TASK DIRECTIONS => For each line of the data below that holds "按剩余工时查看", copy the line.

Dataset excerpt =>
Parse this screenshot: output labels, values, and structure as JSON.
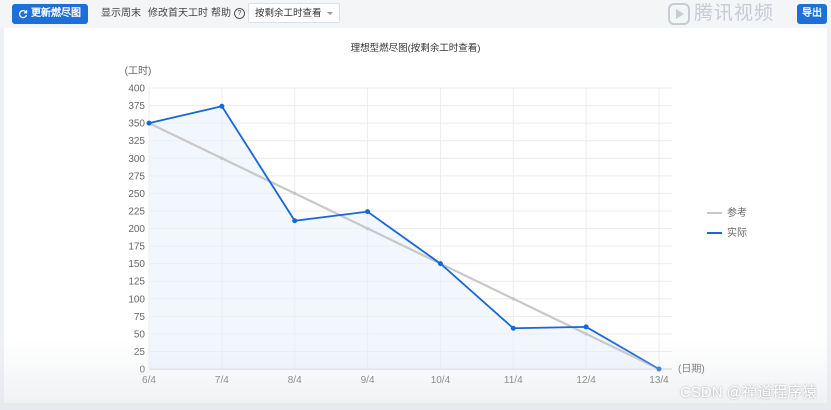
{
  "toolbar": {
    "refresh_label": "更新燃尽图",
    "show_weekend_label": "显示周末",
    "edit_first_day_label": "修改首天工时",
    "help_label": "帮助",
    "view_select_value": "按剩余工时查看",
    "export_label": "导出"
  },
  "watermark": {
    "text": "腾讯视频"
  },
  "footer": {
    "csdn_text": "CSDN @禅道程序猿"
  },
  "colors": {
    "accent": "#1f6fd8",
    "reference_line": "#c8c8c8",
    "actual_line": "#1767d6",
    "area_fill": "#eaf1fb"
  },
  "chart_data": {
    "type": "line",
    "title": "理想型燃尽图(按剩余工时查看)",
    "ylabel": "(工时)",
    "xlabel": "(日期)",
    "categories": [
      "6/4",
      "7/4",
      "8/4",
      "9/4",
      "10/4",
      "11/4",
      "12/4",
      "13/4"
    ],
    "ylim": [
      0,
      400
    ],
    "yticks": [
      0,
      25,
      50,
      75,
      100,
      125,
      150,
      175,
      200,
      225,
      250,
      275,
      300,
      325,
      350,
      375,
      400
    ],
    "grid": true,
    "legend_position": "right",
    "series": [
      {
        "name": "参考",
        "values": [
          350,
          300,
          250,
          200,
          150,
          100,
          50,
          0
        ]
      },
      {
        "name": "实际",
        "values": [
          350,
          374,
          211,
          224,
          150,
          58,
          60,
          0
        ]
      }
    ]
  }
}
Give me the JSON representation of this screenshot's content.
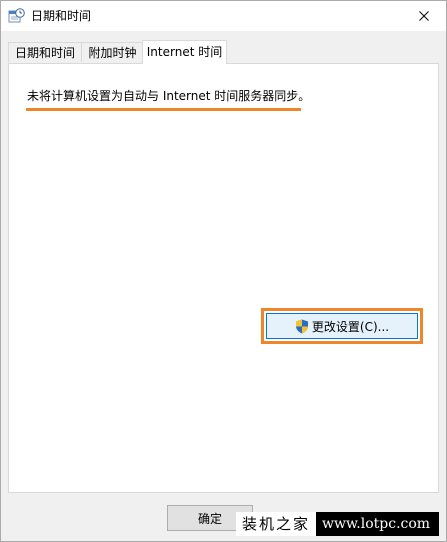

FINISHED EXERCISE =>
    "view_select_value": "按剩余工时查看",
    "title": "理想型燃尽图(按剩余工时查看)",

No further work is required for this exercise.